**Exercise task**
From the records below, pull each line that has "endogenous".

**Exercise materials**

— Start —

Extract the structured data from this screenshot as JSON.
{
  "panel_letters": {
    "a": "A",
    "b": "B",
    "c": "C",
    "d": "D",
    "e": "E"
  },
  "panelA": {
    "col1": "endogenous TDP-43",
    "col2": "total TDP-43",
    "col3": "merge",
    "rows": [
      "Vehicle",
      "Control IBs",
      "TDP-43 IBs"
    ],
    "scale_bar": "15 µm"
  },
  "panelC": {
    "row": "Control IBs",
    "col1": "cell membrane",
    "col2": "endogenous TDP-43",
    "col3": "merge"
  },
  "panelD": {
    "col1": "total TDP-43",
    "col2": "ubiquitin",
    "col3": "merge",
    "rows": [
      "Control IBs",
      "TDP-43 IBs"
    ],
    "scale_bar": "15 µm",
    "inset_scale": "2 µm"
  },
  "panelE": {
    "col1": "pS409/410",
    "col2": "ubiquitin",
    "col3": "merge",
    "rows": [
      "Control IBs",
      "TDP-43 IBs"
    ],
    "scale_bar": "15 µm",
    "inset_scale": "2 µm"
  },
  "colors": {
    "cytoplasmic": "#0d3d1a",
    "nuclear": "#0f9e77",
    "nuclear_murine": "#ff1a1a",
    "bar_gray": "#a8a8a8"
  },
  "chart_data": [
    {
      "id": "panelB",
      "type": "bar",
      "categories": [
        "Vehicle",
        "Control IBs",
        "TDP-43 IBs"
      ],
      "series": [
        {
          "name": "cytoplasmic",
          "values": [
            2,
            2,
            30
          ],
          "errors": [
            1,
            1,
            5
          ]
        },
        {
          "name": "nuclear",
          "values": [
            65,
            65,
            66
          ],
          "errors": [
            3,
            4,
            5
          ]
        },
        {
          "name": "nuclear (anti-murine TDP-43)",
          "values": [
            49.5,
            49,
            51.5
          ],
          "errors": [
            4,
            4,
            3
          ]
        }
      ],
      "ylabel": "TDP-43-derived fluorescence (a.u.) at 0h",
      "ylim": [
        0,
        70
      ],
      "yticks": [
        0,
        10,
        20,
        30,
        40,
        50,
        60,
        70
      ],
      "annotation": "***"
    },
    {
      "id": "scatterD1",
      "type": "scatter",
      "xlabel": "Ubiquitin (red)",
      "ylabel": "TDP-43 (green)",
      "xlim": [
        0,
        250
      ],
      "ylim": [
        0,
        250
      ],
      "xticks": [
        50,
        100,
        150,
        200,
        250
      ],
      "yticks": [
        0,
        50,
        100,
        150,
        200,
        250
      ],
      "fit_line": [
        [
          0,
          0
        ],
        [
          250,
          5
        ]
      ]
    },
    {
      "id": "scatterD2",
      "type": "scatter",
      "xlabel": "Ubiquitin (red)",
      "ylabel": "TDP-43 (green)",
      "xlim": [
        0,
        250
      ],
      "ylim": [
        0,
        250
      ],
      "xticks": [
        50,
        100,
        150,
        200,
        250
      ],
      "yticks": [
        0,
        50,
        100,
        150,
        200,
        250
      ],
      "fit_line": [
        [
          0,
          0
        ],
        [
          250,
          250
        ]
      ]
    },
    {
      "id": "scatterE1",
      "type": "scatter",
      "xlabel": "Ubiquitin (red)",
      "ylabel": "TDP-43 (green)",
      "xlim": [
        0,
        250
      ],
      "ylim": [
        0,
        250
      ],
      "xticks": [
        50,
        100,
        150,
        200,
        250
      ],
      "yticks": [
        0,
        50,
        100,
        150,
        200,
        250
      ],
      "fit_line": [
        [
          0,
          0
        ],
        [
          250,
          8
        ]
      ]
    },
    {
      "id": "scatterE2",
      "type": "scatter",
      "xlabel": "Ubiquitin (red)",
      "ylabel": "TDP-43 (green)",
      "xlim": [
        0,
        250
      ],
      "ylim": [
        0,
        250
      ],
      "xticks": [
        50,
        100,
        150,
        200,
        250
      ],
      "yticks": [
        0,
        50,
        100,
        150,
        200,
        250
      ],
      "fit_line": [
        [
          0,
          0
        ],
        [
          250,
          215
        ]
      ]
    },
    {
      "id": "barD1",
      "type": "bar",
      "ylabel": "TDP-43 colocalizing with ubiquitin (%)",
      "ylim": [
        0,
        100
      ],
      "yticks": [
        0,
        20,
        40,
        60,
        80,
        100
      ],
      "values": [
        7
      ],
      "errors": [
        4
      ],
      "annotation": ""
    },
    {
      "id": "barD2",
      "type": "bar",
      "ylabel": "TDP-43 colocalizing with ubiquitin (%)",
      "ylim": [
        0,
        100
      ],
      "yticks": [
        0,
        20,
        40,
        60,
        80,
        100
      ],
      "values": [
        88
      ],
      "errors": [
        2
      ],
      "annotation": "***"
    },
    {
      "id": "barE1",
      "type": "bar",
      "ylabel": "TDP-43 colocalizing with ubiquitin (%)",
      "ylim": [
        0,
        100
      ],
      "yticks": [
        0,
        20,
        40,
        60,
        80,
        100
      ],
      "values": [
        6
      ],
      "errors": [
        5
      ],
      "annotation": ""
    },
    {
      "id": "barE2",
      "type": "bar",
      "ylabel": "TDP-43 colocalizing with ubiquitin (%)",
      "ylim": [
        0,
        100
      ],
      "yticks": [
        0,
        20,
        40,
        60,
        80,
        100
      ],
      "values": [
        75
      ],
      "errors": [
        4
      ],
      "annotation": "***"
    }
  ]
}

— End —

**Completed task**
    "col1": "endogenous TDP-43",
    "col2": "endogenous TDP-43",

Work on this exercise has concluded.